## BEGIN Supplied data

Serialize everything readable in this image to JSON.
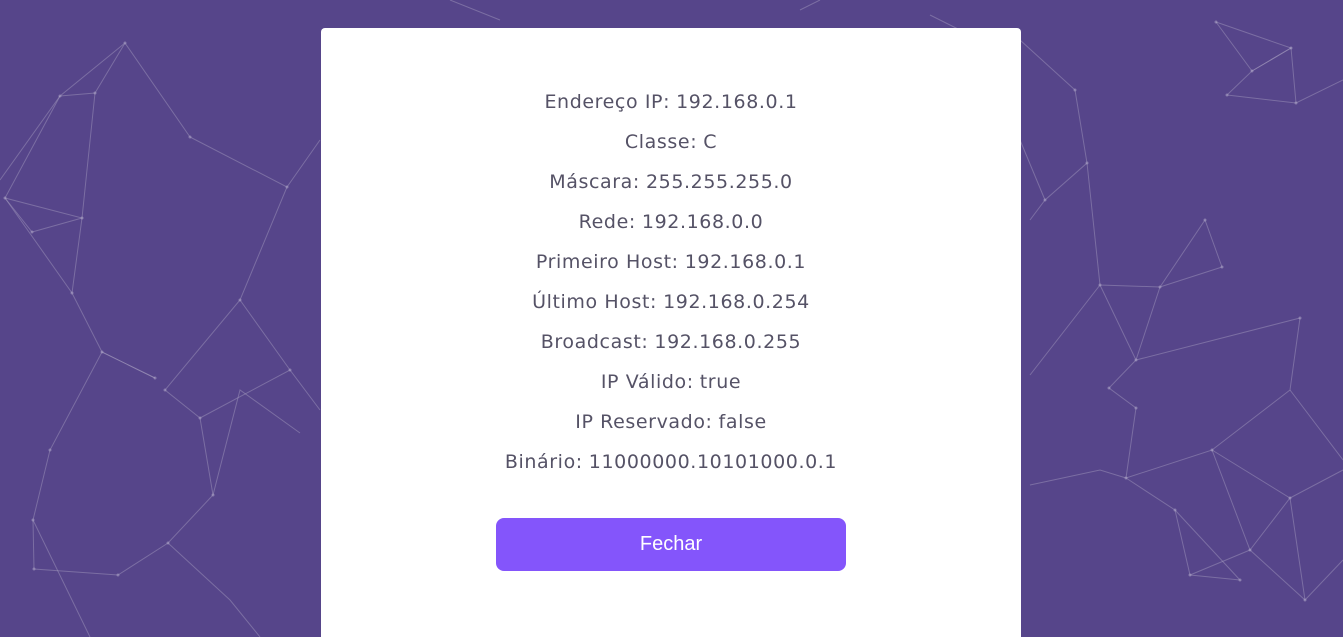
{
  "dialog": {
    "rows": [
      {
        "label": "Endereço IP:",
        "value": "192.168.0.1"
      },
      {
        "label": "Classe:",
        "value": "C"
      },
      {
        "label": "Máscara:",
        "value": "255.255.255.0"
      },
      {
        "label": "Rede:",
        "value": "192.168.0.0"
      },
      {
        "label": "Primeiro Host:",
        "value": "192.168.0.1"
      },
      {
        "label": "Último Host:",
        "value": "192.168.0.254"
      },
      {
        "label": "Broadcast:",
        "value": "192.168.0.255"
      },
      {
        "label": "IP Válido:",
        "value": "true"
      },
      {
        "label": "IP Reservado:",
        "value": "false"
      },
      {
        "label": "Binário:",
        "value": "11000000.10101000.0.1"
      }
    ],
    "close_label": "Fechar"
  },
  "colors": {
    "background": "#56458a",
    "card": "#ffffff",
    "text": "#555266",
    "button": "#8455fb",
    "button_text": "#ffffff"
  }
}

## END Supplied data

Objective:
Leave images out of the retyped records; keep all else exact.

Final answer:
Serialize everything readable in this image to JSON.
{
  "dialog": {
    "rows": [
      {
        "label": "Endereço IP:",
        "value": "192.168.0.1"
      },
      {
        "label": "Classe:",
        "value": "C"
      },
      {
        "label": "Máscara:",
        "value": "255.255.255.0"
      },
      {
        "label": "Rede:",
        "value": "192.168.0.0"
      },
      {
        "label": "Primeiro Host:",
        "value": "192.168.0.1"
      },
      {
        "label": "Último Host:",
        "value": "192.168.0.254"
      },
      {
        "label": "Broadcast:",
        "value": "192.168.0.255"
      },
      {
        "label": "IP Válido:",
        "value": "true"
      },
      {
        "label": "IP Reservado:",
        "value": "false"
      },
      {
        "label": "Binário:",
        "value": "11000000.10101000.0.1"
      }
    ],
    "close_label": "Fechar"
  },
  "colors": {
    "background": "#56458a",
    "card": "#ffffff",
    "text": "#555266",
    "button": "#8455fb",
    "button_text": "#ffffff"
  }
}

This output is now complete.